# Work to do
State how many lines of the records contain the string "name". Give the number alone.

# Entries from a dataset
━━━━━━━━━━━━━━━━━━━━━━━━━━━━━━

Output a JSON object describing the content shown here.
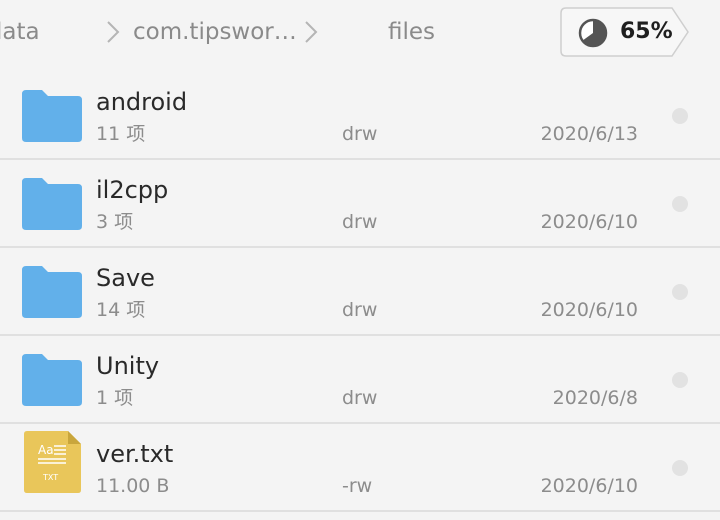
{
  "breadcrumb": {
    "items": [
      "lata",
      "com.tipswor…",
      "files"
    ],
    "storage_percent": "65%"
  },
  "files": [
    {
      "name": "android",
      "info": "11 项",
      "perm": "drw",
      "date": "2020/6/13",
      "type": "folder"
    },
    {
      "name": "il2cpp",
      "info": "3 项",
      "perm": "drw",
      "date": "2020/6/10",
      "type": "folder"
    },
    {
      "name": "Save",
      "info": "14 项",
      "perm": "drw",
      "date": "2020/6/10",
      "type": "folder"
    },
    {
      "name": "Unity",
      "info": "1 项",
      "perm": "drw",
      "date": "2020/6/8",
      "type": "folder"
    },
    {
      "name": "ver.txt",
      "info": "11.00 B",
      "perm": "-rw",
      "date": "2020/6/10",
      "type": "txt"
    }
  ],
  "icons": {
    "folder": "folder-icon",
    "txt": "txt-file-icon",
    "storage": "pie-chart-icon",
    "separator": "chevron-right-icon"
  },
  "colors": {
    "folder": "#62b0ea",
    "txt_file": "#e9c65a",
    "background": "#f4f4f4"
  },
  "storage_used_fraction": 0.65
}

━━━━━━━━━━━━━━━━━━━━━━━━━━━━━━

# Response for this exercise
5